Data extract:
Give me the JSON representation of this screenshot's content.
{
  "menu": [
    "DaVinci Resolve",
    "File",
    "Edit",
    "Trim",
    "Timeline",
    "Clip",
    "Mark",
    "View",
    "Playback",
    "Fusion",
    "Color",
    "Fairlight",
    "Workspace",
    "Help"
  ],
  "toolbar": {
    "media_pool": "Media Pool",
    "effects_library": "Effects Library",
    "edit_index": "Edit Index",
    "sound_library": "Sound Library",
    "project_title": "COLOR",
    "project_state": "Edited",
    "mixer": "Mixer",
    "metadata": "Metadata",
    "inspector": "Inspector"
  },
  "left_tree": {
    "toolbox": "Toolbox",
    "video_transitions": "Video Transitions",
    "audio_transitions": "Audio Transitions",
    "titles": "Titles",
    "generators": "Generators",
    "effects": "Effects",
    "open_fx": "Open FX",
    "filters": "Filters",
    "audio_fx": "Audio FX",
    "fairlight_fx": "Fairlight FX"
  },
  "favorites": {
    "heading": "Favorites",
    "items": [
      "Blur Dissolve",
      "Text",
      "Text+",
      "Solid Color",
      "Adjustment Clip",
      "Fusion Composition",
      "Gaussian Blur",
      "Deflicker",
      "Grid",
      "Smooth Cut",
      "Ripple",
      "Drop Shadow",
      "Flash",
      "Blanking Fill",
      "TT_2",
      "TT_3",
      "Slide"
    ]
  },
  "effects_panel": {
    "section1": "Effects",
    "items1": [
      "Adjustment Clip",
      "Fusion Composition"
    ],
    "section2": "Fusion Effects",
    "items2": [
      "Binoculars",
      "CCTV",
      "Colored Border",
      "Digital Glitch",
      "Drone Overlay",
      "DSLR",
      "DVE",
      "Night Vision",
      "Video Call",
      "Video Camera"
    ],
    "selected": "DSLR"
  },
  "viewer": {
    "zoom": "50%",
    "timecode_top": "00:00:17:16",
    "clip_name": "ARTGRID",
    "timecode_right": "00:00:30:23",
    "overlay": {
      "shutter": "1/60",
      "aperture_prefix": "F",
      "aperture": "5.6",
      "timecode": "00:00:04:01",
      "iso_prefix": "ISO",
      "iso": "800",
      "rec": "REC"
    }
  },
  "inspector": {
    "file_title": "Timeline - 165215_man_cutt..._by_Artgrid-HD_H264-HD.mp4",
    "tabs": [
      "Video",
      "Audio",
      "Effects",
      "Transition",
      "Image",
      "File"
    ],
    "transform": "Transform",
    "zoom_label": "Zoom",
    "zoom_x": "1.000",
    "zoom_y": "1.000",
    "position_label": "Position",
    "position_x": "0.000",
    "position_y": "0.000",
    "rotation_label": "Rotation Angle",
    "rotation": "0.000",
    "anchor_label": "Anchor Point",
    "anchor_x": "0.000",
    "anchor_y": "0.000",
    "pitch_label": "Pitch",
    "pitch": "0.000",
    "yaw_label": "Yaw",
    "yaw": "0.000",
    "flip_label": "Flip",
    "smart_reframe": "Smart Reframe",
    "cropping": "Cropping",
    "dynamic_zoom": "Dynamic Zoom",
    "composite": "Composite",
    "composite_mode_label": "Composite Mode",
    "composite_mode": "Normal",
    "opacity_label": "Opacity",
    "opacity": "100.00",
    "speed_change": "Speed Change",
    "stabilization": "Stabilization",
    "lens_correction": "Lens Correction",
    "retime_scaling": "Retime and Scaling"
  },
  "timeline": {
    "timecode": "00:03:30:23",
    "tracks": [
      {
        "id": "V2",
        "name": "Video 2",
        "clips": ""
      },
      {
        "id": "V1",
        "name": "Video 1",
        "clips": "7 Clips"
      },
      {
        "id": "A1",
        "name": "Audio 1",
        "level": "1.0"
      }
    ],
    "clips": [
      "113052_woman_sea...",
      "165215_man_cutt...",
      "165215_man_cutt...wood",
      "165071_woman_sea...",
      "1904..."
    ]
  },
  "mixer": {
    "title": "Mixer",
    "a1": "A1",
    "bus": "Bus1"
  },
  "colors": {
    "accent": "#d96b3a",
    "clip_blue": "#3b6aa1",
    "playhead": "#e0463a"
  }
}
* * *
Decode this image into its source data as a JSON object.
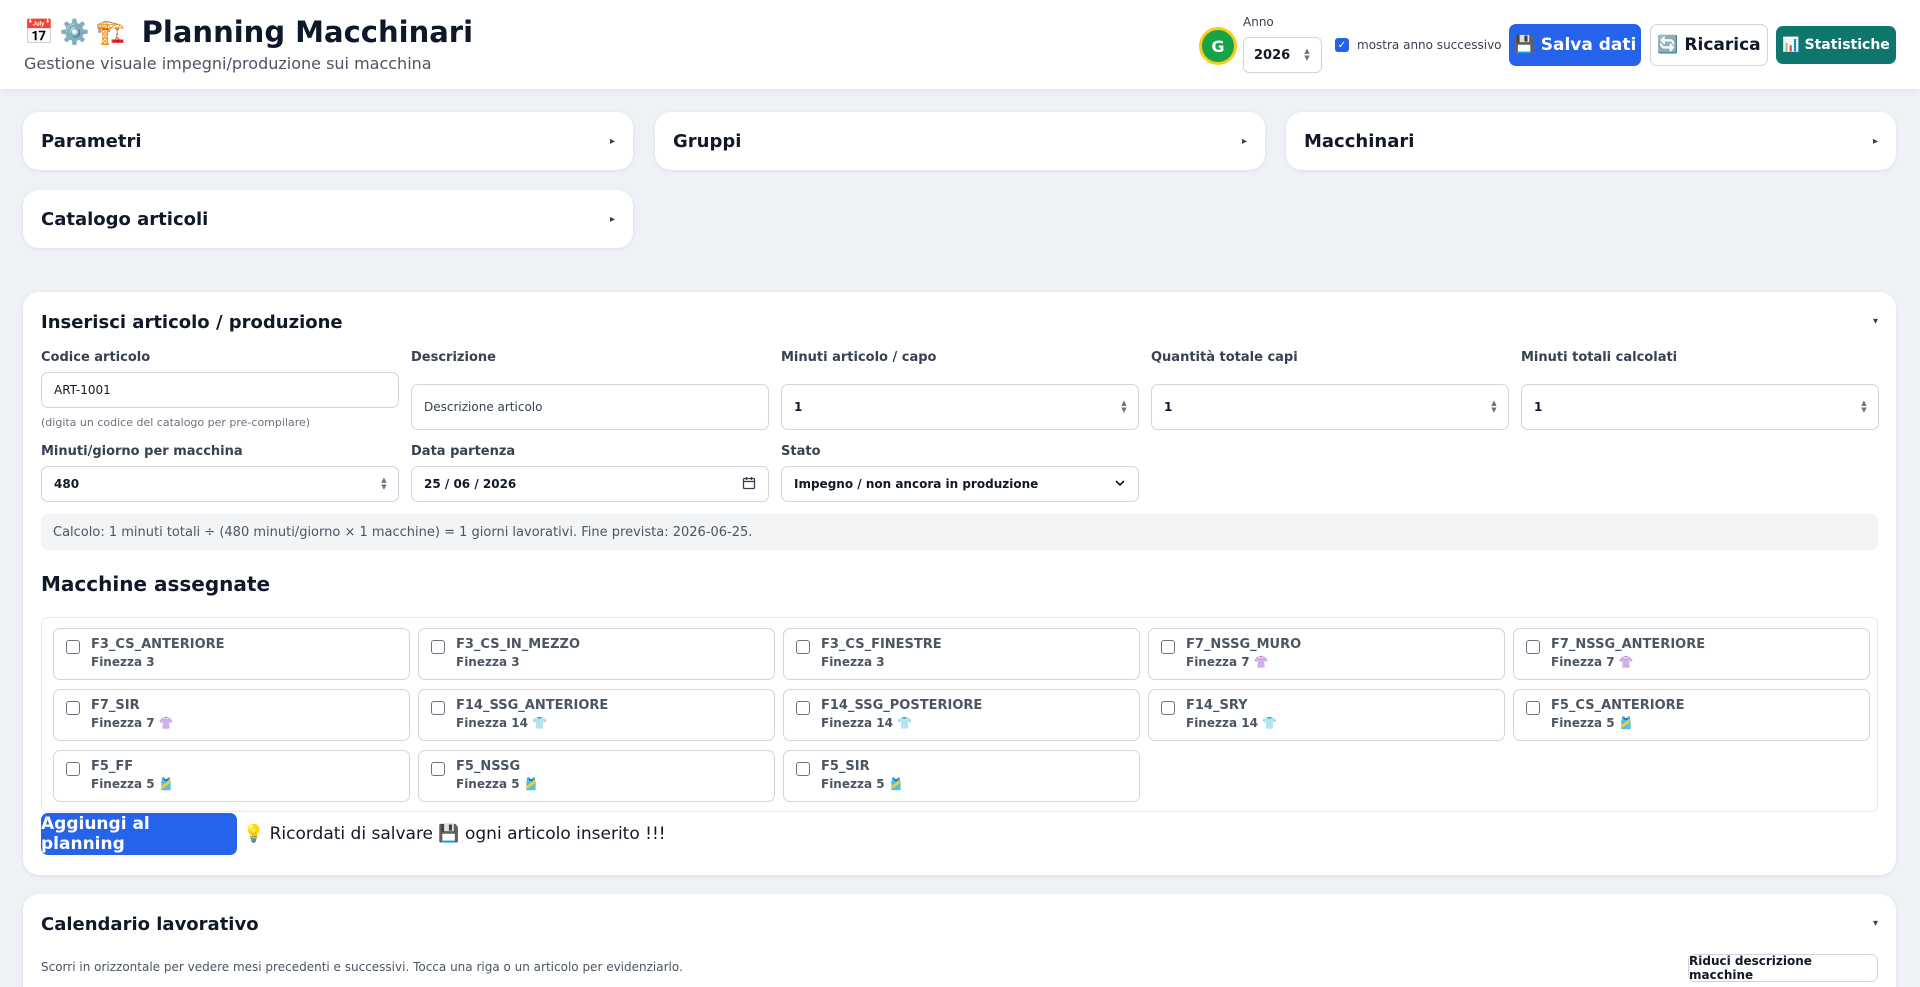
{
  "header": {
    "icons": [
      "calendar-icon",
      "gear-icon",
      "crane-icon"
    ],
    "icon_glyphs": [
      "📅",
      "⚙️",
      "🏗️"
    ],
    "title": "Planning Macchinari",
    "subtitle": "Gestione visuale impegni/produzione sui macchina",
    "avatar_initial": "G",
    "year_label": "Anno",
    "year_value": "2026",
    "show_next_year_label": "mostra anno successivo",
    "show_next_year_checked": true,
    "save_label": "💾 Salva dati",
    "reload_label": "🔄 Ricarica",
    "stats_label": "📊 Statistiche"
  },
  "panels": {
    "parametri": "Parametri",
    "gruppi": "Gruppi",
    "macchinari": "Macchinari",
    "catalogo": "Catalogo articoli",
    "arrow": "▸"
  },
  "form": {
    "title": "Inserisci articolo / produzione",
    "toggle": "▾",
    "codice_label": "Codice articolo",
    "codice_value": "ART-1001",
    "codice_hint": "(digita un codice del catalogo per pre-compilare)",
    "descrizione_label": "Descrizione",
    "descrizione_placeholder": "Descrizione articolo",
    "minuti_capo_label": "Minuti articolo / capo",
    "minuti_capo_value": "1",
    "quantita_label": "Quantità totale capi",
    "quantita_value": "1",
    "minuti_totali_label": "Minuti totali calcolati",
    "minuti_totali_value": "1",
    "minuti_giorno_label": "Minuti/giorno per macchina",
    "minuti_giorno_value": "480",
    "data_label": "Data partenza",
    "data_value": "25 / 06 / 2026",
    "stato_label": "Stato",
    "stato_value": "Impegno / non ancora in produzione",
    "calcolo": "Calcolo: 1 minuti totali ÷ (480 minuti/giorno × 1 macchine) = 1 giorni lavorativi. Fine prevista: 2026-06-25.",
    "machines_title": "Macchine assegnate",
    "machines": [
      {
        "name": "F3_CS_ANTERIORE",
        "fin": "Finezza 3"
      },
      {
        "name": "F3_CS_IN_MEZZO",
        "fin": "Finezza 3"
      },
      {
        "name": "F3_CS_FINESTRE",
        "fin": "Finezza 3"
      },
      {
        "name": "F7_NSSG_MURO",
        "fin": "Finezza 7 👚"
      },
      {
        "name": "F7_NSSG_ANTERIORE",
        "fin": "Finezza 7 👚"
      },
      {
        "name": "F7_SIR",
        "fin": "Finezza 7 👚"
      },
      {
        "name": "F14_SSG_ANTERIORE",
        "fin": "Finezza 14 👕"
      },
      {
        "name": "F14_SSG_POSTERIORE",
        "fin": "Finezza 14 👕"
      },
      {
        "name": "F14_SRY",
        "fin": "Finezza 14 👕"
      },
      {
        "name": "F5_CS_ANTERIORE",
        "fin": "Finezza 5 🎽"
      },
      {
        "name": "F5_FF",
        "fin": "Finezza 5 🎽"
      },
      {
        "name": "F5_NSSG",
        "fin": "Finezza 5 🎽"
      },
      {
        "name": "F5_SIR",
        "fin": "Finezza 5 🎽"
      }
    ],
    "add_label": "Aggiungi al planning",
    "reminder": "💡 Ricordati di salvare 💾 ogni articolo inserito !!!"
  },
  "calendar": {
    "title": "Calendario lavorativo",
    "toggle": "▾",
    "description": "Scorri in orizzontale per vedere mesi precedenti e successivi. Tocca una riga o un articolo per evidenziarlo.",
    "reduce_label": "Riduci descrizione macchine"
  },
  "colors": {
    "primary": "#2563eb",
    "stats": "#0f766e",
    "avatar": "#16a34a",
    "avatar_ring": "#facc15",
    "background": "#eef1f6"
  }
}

Task requirements: Gather up, from the records above, each line where the word "Library" appears.

Expected output:
    "effects_library": "Effects Library",
    "sound_library": "Sound Library",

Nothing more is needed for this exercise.